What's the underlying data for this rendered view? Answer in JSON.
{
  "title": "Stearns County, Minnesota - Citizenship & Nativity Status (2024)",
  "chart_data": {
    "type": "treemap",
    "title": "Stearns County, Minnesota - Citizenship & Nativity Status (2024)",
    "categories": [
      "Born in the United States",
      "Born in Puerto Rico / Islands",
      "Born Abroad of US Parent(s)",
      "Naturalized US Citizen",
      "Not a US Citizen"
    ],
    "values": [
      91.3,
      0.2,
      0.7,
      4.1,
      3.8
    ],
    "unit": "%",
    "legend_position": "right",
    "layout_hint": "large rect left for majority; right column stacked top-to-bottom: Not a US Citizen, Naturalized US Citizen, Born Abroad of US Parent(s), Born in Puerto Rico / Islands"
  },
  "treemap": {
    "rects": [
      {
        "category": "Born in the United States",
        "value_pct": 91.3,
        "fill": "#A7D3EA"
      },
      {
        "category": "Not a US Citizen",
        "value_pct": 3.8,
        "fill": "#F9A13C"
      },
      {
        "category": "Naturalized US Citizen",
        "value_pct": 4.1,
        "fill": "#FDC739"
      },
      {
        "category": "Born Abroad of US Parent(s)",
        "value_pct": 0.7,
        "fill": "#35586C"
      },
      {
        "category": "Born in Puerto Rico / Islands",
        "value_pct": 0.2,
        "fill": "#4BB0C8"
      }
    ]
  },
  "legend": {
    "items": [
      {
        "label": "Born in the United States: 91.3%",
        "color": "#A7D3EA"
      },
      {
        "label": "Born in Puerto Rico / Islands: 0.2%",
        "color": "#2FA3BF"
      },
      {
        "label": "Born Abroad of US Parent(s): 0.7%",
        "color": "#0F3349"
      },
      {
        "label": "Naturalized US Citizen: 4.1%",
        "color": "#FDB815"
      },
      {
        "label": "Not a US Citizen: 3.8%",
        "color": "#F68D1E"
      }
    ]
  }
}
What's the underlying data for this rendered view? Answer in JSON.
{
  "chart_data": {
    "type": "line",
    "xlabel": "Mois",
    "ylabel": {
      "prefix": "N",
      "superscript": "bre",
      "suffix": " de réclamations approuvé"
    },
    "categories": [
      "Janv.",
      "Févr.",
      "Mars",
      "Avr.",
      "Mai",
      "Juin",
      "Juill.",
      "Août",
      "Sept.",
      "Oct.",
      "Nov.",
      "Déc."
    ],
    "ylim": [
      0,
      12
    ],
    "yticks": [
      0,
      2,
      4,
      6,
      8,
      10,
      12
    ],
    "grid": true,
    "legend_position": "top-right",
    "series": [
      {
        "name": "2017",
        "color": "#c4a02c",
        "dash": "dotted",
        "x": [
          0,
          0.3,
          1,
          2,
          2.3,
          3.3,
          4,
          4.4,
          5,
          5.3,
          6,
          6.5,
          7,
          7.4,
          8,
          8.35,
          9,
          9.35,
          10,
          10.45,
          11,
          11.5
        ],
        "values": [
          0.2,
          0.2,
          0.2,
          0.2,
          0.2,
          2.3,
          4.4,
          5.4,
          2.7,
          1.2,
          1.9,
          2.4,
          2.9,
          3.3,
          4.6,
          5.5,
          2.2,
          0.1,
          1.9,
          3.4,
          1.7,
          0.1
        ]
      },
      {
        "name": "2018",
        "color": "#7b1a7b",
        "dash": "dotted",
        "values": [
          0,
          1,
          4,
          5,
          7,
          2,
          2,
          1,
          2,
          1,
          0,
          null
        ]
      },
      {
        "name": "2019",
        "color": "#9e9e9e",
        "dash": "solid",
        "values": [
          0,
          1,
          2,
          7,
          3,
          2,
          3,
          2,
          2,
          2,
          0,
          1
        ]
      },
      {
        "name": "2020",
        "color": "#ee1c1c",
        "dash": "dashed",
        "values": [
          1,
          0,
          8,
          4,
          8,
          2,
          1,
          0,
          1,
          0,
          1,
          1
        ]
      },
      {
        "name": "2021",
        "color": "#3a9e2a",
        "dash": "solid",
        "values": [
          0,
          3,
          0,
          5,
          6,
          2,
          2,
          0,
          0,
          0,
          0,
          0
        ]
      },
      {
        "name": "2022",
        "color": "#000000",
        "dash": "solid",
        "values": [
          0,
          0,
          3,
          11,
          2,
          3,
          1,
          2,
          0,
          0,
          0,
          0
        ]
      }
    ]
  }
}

Goal >>
Extract the listing in its entirety, matching it exactly.

Answer for this exercise >>
What's the underlying data for this rendered view? Answer in JSON.
{
  "title": "Stearns County, Minnesota - Citizenship & Nativity Status (2024)",
  "chart_data": {
    "type": "treemap",
    "title": "Stearns County, Minnesota - Citizenship & Nativity Status (2024)",
    "categories": [
      "Born in the United States",
      "Born in Puerto Rico / Islands",
      "Born Abroad of US Parent(s)",
      "Naturalized US Citizen",
      "Not a US Citizen"
    ],
    "values": [
      91.3,
      0.2,
      0.7,
      4.1,
      3.8
    ],
    "unit": "%",
    "legend_position": "right",
    "layout_hint": "large rect left for majority; right column stacked top-to-bottom: Not a US Citizen, Naturalized US Citizen, Born Abroad of US Parent(s), Born in Puerto Rico / Islands"
  },
  "treemap": {
    "rects": [
      {
        "category": "Born in the United States",
        "value_pct": 91.3,
        "fill": "#A7D3EA"
      },
      {
        "category": "Not a US Citizen",
        "value_pct": 3.8,
        "fill": "#F9A13C"
      },
      {
        "category": "Naturalized US Citizen",
        "value_pct": 4.1,
        "fill": "#FDC739"
      },
      {
        "category": "Born Abroad of US Parent(s)",
        "value_pct": 0.7,
        "fill": "#35586C"
      },
      {
        "category": "Born in Puerto Rico / Islands",
        "value_pct": 0.2,
        "fill": "#4BB0C8"
      }
    ]
  },
  "legend": {
    "items": [
      {
        "label": "Born in the United States: 91.3%",
        "color": "#A7D3EA"
      },
      {
        "label": "Born in Puerto Rico / Islands: 0.2%",
        "color": "#2FA3BF"
      },
      {
        "label": "Born Abroad of US Parent(s): 0.7%",
        "color": "#0F3349"
      },
      {
        "label": "Naturalized US Citizen: 4.1%",
        "color": "#FDB815"
      },
      {
        "label": "Not a US Citizen: 3.8%",
        "color": "#F68D1E"
      }
    ]
  }
}
What's the underlying data for this rendered view? Answer in JSON.
{
  "chart_data": {
    "type": "line",
    "xlabel": "Mois",
    "ylabel": {
      "prefix": "N",
      "superscript": "bre",
      "suffix": " de réclamations approuvé"
    },
    "categories": [
      "Janv.",
      "Févr.",
      "Mars",
      "Avr.",
      "Mai",
      "Juin",
      "Juill.",
      "Août",
      "Sept.",
      "Oct.",
      "Nov.",
      "Déc."
    ],
    "ylim": [
      0,
      12
    ],
    "yticks": [
      0,
      2,
      4,
      6,
      8,
      10,
      12
    ],
    "grid": true,
    "legend_position": "top-right",
    "series": [
      {
        "name": "2017",
        "color": "#c4a02c",
        "dash": "dotted",
        "x": [
          0,
          0.3,
          1,
          2,
          2.3,
          3.3,
          4,
          4.4,
          5,
          5.3,
          6,
          6.5,
          7,
          7.4,
          8,
          8.35,
          9,
          9.35,
          10,
          10.45,
          11,
          11.5
        ],
        "values": [
          0.2,
          0.2,
          0.2,
          0.2,
          0.2,
          2.3,
          4.4,
          5.4,
          2.7,
          1.2,
          1.9,
          2.4,
          2.9,
          3.3,
          4.6,
          5.5,
          2.2,
          0.1,
          1.9,
          3.4,
          1.7,
          0.1
        ]
      },
      {
        "name": "2018",
        "color": "#7b1a7b",
        "dash": "dotted",
        "values": [
          0,
          1,
          4,
          5,
          7,
          2,
          2,
          1,
          2,
          1,
          0,
          null
        ]
      },
      {
        "name": "2019",
        "color": "#9e9e9e",
        "dash": "solid",
        "values": [
          0,
          1,
          2,
          7,
          3,
          2,
          3,
          2,
          2,
          2,
          0,
          1
        ]
      },
      {
        "name": "2020",
        "color": "#ee1c1c",
        "dash": "dashed",
        "values": [
          1,
          0,
          8,
          4,
          8,
          2,
          1,
          0,
          1,
          0,
          1,
          1
        ]
      },
      {
        "name": "2021",
        "color": "#3a9e2a",
        "dash": "solid",
        "values": [
          0,
          3,
          0,
          5,
          6,
          2,
          2,
          0,
          0,
          0,
          0,
          0
        ]
      },
      {
        "name": "2022",
        "color": "#000000",
        "dash": "solid",
        "values": [
          0,
          0,
          3,
          11,
          2,
          3,
          1,
          2,
          0,
          0,
          0,
          0
        ]
      }
    ]
  }
}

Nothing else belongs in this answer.